**Supplied information**
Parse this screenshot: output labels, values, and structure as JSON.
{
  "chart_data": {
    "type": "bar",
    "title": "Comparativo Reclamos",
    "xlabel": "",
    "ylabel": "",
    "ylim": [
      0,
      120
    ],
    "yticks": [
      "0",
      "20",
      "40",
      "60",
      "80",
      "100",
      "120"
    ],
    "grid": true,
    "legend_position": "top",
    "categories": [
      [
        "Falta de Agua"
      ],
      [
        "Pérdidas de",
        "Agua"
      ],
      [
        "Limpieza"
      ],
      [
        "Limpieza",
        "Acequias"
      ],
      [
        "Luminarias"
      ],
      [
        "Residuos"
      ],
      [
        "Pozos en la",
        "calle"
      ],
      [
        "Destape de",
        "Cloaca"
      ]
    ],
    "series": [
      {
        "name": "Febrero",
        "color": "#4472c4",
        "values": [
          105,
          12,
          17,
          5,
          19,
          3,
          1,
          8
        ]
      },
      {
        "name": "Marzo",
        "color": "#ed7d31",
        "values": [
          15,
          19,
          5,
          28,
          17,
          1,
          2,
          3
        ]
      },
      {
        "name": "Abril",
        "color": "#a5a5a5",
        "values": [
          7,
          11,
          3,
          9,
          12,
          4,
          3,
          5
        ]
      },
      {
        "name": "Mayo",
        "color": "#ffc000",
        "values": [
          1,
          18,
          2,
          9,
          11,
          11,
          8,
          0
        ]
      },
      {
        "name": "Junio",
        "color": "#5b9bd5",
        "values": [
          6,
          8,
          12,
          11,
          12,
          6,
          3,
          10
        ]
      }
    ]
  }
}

**Exercise**
Return all of the entries word for word.

**Exercise output**
Parse this screenshot: output labels, values, and structure as JSON.
{
  "chart_data": {
    "type": "bar",
    "title": "Comparativo Reclamos",
    "xlabel": "",
    "ylabel": "",
    "ylim": [
      0,
      120
    ],
    "yticks": [
      "0",
      "20",
      "40",
      "60",
      "80",
      "100",
      "120"
    ],
    "grid": true,
    "legend_position": "top",
    "categories": [
      [
        "Falta de Agua"
      ],
      [
        "Pérdidas de",
        "Agua"
      ],
      [
        "Limpieza"
      ],
      [
        "Limpieza",
        "Acequias"
      ],
      [
        "Luminarias"
      ],
      [
        "Residuos"
      ],
      [
        "Pozos en la",
        "calle"
      ],
      [
        "Destape de",
        "Cloaca"
      ]
    ],
    "series": [
      {
        "name": "Febrero",
        "color": "#4472c4",
        "values": [
          105,
          12,
          17,
          5,
          19,
          3,
          1,
          8
        ]
      },
      {
        "name": "Marzo",
        "color": "#ed7d31",
        "values": [
          15,
          19,
          5,
          28,
          17,
          1,
          2,
          3
        ]
      },
      {
        "name": "Abril",
        "color": "#a5a5a5",
        "values": [
          7,
          11,
          3,
          9,
          12,
          4,
          3,
          5
        ]
      },
      {
        "name": "Mayo",
        "color": "#ffc000",
        "values": [
          1,
          18,
          2,
          9,
          11,
          11,
          8,
          0
        ]
      },
      {
        "name": "Junio",
        "color": "#5b9bd5",
        "values": [
          6,
          8,
          12,
          11,
          12,
          6,
          3,
          10
        ]
      }
    ]
  }
}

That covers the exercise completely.